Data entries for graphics
---------------
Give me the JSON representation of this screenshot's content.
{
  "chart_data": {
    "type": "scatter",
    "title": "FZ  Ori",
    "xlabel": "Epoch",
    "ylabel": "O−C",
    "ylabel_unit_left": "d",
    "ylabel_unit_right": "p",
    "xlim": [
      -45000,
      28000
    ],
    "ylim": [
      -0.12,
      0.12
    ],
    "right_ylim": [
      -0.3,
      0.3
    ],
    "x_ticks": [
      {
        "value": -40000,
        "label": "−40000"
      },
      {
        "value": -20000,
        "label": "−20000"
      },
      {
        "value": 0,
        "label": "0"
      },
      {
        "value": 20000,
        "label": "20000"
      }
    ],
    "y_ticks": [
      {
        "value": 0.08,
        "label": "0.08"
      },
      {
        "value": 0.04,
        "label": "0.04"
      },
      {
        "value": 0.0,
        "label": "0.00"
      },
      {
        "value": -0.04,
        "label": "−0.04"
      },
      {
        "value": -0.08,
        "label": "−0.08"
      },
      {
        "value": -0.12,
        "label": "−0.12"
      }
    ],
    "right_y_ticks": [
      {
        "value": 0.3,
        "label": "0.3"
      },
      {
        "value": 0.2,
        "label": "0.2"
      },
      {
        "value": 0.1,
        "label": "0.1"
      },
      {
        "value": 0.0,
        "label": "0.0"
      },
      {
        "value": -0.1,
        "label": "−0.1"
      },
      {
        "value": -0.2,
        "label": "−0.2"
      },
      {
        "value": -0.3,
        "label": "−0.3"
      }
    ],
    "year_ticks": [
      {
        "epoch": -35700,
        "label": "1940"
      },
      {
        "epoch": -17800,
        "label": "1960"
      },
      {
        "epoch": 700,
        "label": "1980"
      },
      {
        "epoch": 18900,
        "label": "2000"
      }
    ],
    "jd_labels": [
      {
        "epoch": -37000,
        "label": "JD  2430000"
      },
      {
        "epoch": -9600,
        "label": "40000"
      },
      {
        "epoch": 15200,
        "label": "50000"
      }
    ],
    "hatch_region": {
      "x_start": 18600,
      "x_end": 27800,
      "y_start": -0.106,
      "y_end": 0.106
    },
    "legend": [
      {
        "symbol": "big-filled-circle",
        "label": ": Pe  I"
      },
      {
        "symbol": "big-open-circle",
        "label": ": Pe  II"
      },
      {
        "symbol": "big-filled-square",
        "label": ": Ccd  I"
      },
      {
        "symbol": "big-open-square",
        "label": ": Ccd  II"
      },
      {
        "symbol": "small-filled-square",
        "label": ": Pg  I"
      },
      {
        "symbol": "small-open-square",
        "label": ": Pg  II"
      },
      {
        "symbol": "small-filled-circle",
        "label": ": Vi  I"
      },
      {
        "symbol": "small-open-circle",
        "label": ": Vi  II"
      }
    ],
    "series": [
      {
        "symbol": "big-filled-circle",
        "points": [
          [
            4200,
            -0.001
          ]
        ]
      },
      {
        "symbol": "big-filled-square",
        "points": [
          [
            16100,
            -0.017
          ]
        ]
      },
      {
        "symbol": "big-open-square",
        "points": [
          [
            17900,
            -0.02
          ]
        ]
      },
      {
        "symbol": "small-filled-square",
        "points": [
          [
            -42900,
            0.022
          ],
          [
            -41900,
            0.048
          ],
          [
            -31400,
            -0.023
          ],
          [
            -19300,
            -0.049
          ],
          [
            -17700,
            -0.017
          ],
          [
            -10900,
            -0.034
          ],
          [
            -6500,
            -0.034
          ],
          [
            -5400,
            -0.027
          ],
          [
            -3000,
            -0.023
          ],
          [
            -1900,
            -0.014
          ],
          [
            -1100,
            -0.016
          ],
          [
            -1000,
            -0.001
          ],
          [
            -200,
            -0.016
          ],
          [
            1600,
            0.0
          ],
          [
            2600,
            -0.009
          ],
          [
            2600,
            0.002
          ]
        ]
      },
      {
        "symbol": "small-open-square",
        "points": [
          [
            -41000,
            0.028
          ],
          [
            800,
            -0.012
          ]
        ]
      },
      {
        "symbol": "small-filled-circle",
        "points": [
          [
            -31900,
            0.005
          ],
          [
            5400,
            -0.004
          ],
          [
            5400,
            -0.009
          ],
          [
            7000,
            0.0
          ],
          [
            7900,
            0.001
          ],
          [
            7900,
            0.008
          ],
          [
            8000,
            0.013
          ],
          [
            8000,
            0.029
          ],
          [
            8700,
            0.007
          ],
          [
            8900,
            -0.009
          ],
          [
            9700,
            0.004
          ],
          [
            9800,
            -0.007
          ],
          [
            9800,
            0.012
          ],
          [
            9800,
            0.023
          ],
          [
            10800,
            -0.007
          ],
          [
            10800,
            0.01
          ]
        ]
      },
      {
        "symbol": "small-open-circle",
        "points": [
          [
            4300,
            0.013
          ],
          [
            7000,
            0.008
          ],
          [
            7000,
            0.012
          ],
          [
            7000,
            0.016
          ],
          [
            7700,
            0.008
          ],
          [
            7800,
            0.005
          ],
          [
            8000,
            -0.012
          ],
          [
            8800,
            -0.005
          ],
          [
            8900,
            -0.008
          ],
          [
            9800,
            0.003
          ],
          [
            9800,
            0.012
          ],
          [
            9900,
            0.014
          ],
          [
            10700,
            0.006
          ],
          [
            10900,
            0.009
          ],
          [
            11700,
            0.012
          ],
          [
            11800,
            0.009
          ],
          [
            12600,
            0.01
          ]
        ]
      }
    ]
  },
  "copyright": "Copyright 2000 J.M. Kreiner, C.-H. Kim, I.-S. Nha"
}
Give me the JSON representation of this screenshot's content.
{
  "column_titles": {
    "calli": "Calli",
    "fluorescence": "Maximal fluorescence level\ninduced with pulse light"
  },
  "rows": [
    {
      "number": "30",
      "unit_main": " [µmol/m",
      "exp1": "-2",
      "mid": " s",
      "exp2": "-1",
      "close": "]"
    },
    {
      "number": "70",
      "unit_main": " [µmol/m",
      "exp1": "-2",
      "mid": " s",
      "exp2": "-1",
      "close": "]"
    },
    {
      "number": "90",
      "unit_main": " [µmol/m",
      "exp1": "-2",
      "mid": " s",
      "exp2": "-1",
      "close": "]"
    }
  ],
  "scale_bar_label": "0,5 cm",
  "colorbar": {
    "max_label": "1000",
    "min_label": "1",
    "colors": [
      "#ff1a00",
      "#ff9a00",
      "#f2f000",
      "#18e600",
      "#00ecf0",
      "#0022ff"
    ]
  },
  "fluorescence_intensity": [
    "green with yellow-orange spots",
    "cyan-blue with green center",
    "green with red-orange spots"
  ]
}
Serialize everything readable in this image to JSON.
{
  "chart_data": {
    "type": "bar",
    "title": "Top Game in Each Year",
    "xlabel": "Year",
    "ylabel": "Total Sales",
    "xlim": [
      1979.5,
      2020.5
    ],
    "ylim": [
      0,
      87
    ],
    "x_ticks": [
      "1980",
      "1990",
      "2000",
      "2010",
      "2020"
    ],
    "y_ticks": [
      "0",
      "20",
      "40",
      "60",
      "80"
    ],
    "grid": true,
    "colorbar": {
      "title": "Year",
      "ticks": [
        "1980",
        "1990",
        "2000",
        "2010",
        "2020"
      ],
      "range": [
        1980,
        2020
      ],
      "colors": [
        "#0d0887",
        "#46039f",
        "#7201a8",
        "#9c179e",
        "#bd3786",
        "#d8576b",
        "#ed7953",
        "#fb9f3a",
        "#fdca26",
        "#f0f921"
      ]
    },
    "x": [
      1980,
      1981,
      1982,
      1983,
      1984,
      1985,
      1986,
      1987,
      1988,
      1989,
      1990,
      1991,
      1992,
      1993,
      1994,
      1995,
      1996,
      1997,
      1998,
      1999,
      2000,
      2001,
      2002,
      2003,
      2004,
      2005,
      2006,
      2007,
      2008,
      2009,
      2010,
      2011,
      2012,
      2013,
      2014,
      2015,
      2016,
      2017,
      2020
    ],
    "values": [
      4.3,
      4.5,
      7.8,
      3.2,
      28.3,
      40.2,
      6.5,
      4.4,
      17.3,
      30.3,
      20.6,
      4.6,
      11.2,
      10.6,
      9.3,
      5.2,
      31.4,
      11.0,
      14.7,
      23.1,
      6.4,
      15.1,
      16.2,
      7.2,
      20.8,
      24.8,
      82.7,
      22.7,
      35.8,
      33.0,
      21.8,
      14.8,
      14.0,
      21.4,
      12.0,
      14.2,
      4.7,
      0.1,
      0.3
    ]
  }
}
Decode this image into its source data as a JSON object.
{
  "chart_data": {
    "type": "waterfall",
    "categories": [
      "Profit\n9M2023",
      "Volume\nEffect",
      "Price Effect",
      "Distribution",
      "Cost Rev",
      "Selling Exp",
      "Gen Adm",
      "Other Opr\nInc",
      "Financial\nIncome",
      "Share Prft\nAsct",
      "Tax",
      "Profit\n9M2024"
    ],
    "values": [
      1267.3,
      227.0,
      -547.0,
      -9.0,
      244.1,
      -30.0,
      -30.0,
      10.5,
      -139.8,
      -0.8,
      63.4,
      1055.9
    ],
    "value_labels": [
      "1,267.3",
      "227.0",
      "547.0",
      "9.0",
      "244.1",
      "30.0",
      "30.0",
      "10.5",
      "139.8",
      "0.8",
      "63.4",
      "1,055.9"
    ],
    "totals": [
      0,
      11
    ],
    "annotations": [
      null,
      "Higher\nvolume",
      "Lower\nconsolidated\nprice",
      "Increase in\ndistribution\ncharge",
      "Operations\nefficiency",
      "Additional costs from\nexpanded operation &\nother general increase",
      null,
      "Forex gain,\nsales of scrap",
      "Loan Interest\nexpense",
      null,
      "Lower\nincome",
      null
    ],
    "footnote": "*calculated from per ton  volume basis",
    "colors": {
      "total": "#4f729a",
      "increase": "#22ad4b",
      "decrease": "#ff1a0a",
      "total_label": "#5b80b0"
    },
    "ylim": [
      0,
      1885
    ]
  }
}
---------------
* **Goal of the exercise**:
Work out how many lines of the data above hold the word "orange", and write only the count.

* **Written answer**:
2